== PROBLEM DETAILS ==
Show, in full, each line of the data that contains "mAcm".

+ + + + +

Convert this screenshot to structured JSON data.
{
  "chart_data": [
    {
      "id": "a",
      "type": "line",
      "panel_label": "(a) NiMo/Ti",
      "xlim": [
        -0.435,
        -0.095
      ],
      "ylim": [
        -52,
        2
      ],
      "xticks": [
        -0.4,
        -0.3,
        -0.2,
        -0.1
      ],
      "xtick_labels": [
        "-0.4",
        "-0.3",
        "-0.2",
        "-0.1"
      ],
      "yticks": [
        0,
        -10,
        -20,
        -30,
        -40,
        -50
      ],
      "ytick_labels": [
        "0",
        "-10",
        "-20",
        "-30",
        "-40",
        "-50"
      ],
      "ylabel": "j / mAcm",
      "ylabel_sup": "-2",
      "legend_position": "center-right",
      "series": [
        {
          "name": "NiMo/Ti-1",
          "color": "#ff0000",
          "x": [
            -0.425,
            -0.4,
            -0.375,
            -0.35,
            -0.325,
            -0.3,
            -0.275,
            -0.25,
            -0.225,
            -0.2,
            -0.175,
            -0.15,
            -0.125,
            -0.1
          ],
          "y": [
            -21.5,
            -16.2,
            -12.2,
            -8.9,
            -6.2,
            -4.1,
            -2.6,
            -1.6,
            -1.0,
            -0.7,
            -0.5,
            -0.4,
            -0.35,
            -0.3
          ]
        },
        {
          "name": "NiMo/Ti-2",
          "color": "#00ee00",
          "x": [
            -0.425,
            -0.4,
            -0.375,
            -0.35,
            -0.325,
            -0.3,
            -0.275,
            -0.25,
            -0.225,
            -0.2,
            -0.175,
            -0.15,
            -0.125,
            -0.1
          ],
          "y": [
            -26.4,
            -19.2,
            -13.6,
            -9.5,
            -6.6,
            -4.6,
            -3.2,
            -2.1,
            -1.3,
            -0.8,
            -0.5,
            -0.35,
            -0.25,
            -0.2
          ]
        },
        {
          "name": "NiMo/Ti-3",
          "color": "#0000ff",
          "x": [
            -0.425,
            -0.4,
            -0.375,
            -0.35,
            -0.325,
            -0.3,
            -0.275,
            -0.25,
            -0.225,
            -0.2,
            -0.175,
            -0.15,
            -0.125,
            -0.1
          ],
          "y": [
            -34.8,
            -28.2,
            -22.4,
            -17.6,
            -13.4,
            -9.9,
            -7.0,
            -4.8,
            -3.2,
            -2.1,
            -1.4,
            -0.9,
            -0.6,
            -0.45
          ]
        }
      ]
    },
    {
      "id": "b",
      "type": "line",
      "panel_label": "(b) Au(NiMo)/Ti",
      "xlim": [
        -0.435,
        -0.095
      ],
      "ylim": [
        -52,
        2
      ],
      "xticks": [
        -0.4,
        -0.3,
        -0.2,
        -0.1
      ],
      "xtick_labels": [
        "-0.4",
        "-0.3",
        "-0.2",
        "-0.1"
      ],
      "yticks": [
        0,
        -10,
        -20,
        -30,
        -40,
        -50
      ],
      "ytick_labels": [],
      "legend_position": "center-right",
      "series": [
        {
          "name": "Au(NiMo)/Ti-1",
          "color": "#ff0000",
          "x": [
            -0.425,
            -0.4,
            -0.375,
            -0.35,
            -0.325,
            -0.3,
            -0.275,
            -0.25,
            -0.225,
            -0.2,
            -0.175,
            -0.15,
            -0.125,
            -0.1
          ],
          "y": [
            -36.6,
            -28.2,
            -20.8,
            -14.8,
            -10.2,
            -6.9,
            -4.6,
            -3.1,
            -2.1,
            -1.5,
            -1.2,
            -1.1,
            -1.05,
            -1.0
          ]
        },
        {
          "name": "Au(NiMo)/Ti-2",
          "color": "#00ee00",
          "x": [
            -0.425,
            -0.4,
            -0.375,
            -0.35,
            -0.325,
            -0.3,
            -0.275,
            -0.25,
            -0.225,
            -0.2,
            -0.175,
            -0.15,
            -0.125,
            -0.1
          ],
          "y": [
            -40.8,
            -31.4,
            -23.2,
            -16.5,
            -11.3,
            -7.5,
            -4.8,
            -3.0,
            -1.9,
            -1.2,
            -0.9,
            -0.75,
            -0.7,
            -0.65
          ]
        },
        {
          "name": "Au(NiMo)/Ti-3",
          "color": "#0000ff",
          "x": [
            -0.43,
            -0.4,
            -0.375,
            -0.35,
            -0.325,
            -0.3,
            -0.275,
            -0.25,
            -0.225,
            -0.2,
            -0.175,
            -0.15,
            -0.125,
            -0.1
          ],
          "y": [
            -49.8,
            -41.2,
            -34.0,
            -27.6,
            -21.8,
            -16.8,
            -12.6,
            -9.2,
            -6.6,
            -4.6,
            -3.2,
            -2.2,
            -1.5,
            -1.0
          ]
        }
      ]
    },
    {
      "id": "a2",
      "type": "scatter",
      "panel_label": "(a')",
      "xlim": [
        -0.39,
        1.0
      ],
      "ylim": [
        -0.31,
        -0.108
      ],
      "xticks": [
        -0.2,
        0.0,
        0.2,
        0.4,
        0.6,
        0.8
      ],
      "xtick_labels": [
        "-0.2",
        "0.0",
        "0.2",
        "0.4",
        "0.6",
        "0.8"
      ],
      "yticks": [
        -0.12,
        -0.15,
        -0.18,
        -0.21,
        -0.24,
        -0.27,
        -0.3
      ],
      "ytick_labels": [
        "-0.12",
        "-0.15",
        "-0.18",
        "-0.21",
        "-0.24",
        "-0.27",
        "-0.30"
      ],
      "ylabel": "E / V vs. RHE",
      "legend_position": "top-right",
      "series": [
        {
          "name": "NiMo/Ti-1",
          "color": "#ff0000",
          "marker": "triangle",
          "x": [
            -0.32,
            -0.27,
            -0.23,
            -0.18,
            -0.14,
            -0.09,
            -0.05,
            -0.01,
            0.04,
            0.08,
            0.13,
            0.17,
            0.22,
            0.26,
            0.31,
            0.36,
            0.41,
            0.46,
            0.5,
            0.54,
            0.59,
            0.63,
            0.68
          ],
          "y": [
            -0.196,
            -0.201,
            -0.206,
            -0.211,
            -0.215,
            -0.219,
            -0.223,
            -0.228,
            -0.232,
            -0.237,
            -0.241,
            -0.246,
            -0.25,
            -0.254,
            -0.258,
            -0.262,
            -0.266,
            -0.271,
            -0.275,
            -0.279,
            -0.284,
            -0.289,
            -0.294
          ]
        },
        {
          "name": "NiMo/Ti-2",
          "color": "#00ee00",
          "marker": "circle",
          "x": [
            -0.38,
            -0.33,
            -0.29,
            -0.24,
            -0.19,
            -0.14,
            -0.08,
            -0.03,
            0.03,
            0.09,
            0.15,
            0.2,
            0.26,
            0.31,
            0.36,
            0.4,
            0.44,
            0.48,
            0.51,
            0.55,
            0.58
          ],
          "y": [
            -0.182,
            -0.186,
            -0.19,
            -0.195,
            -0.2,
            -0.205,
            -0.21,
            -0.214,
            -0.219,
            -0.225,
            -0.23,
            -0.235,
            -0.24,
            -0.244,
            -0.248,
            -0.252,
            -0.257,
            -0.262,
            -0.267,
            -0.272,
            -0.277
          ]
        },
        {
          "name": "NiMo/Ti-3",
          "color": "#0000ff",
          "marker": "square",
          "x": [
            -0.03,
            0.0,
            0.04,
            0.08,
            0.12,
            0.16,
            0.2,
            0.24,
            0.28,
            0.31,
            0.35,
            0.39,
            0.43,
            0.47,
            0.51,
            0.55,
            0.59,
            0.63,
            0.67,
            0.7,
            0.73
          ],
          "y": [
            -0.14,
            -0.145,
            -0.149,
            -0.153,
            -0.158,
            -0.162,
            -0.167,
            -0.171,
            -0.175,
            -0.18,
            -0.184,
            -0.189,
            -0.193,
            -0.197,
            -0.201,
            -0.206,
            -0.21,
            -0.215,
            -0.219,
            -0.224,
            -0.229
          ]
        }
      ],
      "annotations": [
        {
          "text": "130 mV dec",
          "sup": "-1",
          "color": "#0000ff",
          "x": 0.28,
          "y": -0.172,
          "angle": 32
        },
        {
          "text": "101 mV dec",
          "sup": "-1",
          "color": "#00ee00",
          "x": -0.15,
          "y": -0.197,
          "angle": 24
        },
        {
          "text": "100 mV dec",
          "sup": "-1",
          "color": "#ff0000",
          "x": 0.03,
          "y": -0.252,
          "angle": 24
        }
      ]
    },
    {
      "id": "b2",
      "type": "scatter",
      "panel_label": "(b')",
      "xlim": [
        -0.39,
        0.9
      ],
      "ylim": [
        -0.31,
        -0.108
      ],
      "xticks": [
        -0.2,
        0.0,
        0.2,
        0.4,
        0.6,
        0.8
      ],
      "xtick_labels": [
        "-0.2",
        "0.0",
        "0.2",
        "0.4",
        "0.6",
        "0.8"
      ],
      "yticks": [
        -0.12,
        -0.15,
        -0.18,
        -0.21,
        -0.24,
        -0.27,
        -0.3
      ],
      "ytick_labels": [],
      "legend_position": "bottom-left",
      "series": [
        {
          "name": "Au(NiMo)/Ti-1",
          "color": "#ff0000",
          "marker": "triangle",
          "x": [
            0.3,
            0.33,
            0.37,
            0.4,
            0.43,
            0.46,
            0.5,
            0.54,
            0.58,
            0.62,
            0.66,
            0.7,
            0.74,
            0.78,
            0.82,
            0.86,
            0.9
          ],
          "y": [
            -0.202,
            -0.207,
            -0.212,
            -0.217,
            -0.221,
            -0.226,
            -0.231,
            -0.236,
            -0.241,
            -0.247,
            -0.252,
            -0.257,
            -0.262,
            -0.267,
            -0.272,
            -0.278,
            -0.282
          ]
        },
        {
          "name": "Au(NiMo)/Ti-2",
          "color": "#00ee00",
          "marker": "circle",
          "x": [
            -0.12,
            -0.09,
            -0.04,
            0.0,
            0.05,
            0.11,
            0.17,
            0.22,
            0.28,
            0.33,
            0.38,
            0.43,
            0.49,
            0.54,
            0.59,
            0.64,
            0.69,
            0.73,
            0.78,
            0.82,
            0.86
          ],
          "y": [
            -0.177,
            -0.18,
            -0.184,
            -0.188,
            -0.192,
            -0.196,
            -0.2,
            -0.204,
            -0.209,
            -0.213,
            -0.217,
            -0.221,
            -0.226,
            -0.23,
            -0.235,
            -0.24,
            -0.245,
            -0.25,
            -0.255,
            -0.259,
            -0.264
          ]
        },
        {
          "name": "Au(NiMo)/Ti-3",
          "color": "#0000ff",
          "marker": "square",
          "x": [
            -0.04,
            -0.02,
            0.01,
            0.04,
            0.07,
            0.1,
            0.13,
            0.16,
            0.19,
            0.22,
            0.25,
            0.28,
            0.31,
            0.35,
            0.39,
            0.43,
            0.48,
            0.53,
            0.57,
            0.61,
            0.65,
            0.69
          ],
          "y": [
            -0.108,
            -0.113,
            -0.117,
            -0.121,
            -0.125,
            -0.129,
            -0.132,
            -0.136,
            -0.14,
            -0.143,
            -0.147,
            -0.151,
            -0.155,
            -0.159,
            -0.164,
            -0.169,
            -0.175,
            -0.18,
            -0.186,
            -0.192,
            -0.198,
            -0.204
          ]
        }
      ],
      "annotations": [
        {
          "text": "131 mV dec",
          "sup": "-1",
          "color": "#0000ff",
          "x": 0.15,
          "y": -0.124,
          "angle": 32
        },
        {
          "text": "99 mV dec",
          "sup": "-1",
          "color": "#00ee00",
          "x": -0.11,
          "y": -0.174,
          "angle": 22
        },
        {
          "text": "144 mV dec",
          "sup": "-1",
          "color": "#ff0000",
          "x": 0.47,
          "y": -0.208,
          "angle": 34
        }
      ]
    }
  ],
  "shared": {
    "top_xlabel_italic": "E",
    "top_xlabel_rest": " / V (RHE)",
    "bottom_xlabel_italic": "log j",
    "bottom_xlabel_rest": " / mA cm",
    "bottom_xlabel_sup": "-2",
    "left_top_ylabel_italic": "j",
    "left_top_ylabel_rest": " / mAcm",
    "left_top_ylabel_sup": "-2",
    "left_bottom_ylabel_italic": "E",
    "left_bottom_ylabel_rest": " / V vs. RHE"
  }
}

+ + + + +

== EXPECTED ANSWER ==
      "ylabel": "j / mAcm",
    "left_top_ylabel_rest": " / mAcm",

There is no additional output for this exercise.